WHAT TO PRODUCE:
All the entries need to be quoted exactly, apart from the pictures, which you should drop.

RECORDS TO PROCESS:
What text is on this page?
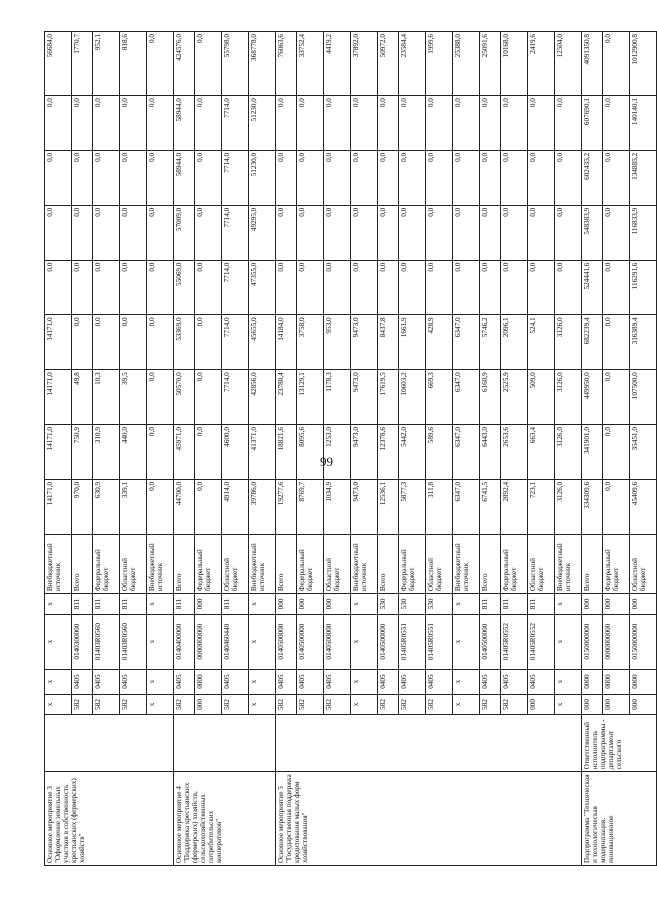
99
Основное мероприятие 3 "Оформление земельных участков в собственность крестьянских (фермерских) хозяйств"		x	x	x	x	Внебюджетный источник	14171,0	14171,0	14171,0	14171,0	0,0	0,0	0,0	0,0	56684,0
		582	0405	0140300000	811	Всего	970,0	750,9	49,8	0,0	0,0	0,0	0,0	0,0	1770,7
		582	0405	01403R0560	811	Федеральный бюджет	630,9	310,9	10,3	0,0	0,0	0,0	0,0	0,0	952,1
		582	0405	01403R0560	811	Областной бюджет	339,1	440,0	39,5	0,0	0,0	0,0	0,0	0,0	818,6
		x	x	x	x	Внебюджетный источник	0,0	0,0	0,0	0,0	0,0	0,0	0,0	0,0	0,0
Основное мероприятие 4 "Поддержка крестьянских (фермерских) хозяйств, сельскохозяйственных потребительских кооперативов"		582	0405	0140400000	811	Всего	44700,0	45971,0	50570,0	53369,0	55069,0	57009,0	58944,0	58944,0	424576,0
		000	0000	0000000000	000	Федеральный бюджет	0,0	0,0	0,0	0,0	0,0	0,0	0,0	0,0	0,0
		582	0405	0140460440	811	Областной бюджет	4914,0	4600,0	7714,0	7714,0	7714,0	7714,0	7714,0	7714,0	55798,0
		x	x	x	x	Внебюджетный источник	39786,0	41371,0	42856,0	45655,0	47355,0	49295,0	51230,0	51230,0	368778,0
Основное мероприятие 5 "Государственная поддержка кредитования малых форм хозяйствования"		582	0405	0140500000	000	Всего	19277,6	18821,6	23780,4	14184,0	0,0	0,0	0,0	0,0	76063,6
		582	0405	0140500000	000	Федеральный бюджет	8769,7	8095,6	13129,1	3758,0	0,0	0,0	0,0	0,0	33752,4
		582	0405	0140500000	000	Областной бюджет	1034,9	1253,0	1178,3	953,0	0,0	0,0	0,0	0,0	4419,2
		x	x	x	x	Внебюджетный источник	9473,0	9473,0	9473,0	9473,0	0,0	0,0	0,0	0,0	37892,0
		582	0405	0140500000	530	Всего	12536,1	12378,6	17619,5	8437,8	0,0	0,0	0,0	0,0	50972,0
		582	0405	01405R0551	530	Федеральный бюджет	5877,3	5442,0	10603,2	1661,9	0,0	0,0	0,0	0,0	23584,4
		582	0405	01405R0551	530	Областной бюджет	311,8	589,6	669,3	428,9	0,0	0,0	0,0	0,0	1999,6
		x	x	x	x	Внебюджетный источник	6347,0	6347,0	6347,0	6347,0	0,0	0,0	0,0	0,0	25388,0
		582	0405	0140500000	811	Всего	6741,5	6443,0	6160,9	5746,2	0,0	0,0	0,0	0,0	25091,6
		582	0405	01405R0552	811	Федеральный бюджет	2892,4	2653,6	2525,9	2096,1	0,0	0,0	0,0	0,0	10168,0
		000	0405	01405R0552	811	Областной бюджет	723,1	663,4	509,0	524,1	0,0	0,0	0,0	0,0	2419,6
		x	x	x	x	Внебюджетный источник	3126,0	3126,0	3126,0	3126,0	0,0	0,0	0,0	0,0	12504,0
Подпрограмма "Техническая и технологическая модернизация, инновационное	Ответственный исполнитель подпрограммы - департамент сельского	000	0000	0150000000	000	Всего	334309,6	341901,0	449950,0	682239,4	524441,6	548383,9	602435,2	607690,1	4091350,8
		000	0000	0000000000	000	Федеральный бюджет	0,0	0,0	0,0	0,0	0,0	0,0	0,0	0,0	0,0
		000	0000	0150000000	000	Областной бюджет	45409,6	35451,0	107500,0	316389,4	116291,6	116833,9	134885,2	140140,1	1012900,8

CORRECT RESULT:
What text is on this page?
99
Основное мероприятие 3 "Оформление земельных участков в собственность крестьянских (фермерских) хозяйств"		x	x	x	x	Внебюджетный источник	14171,0	14171,0	14171,0	14171,0	0,0	0,0	0,0	0,0	56684,0
		582	0405	0140300000	811	Всего	970,0	750,9	49,8	0,0	0,0	0,0	0,0	0,0	1770,7
		582	0405	01403R0560	811	Федеральный бюджет	630,9	310,9	10,3	0,0	0,0	0,0	0,0	0,0	952,1
		582	0405	01403R0560	811	Областной бюджет	339,1	440,0	39,5	0,0	0,0	0,0	0,0	0,0	818,6
		x	x	x	x	Внебюджетный источник	0,0	0,0	0,0	0,0	0,0	0,0	0,0	0,0	0,0
Основное мероприятие 4 "Поддержка крестьянских (фермерских) хозяйств, сельскохозяйственных потребительских кооперативов"		582	0405	0140400000	811	Всего	44700,0	45971,0	50570,0	53369,0	55069,0	57009,0	58944,0	58944,0	424576,0
		000	0000	0000000000	000	Федеральный бюджет	0,0	0,0	0,0	0,0	0,0	0,0	0,0	0,0	0,0
		582	0405	0140460440	811	Областной бюджет	4914,0	4600,0	7714,0	7714,0	7714,0	7714,0	7714,0	7714,0	55798,0
		x	x	x	x	Внебюджетный источник	39786,0	41371,0	42856,0	45655,0	47355,0	49295,0	51230,0	51230,0	368778,0
Основное мероприятие 5 "Государственная поддержка кредитования малых форм хозяйствования"		582	0405	0140500000	000	Всего	19277,6	18821,6	23780,4	14184,0	0,0	0,0	0,0	0,0	76063,6
		582	0405	0140500000	000	Федеральный бюджет	8769,7	8095,6	13129,1	3758,0	0,0	0,0	0,0	0,0	33752,4
		582	0405	0140500000	000	Областной бюджет	1034,9	1253,0	1178,3	953,0	0,0	0,0	0,0	0,0	4419,2
		x	x	x	x	Внебюджетный источник	9473,0	9473,0	9473,0	9473,0	0,0	0,0	0,0	0,0	37892,0
		582	0405	0140500000	530	Всего	12536,1	12378,6	17619,5	8437,8	0,0	0,0	0,0	0,0	50972,0
		582	0405	01405R0551	530	Федеральный бюджет	5877,3	5442,0	10603,2	1661,9	0,0	0,0	0,0	0,0	23584,4
		582	0405	01405R0551	530	Областной бюджет	311,8	589,6	669,3	428,9	0,0	0,0	0,0	0,0	1999,6
		x	x	x	x	Внебюджетный источник	6347,0	6347,0	6347,0	6347,0	0,0	0,0	0,0	0,0	25388,0
		582	0405	0140500000	811	Всего	6741,5	6443,0	6160,9	5746,2	0,0	0,0	0,0	0,0	25091,6
		582	0405	01405R0552	811	Федеральный бюджет	2892,4	2653,6	2525,9	2096,1	0,0	0,0	0,0	0,0	10168,0
		000	0405	01405R0552	811	Областной бюджет	723,1	663,4	509,0	524,1	0,0	0,0	0,0	0,0	2419,6
		x	x	x	x	Внебюджетный источник	3126,0	3126,0	3126,0	3126,0	0,0	0,0	0,0	0,0	12504,0
Подпрограмма "Техническая и технологическая модернизация, инновационное	Ответственный исполнитель подпрограммы - департамент сельского	000	0000	0150000000	000	Всего	334309,6	341901,0	449950,0	682239,4	524441,6	548383,9	602435,2	607690,1	4091350,8
		000	0000	0000000000	000	Федеральный бюджет	0,0	0,0	0,0	0,0	0,0	0,0	0,0	0,0	0,0
		000	0000	0150000000	000	Областной бюджет	45409,6	35451,0	107500,0	316389,4	116291,6	116833,9	134885,2	140140,1	1012900,8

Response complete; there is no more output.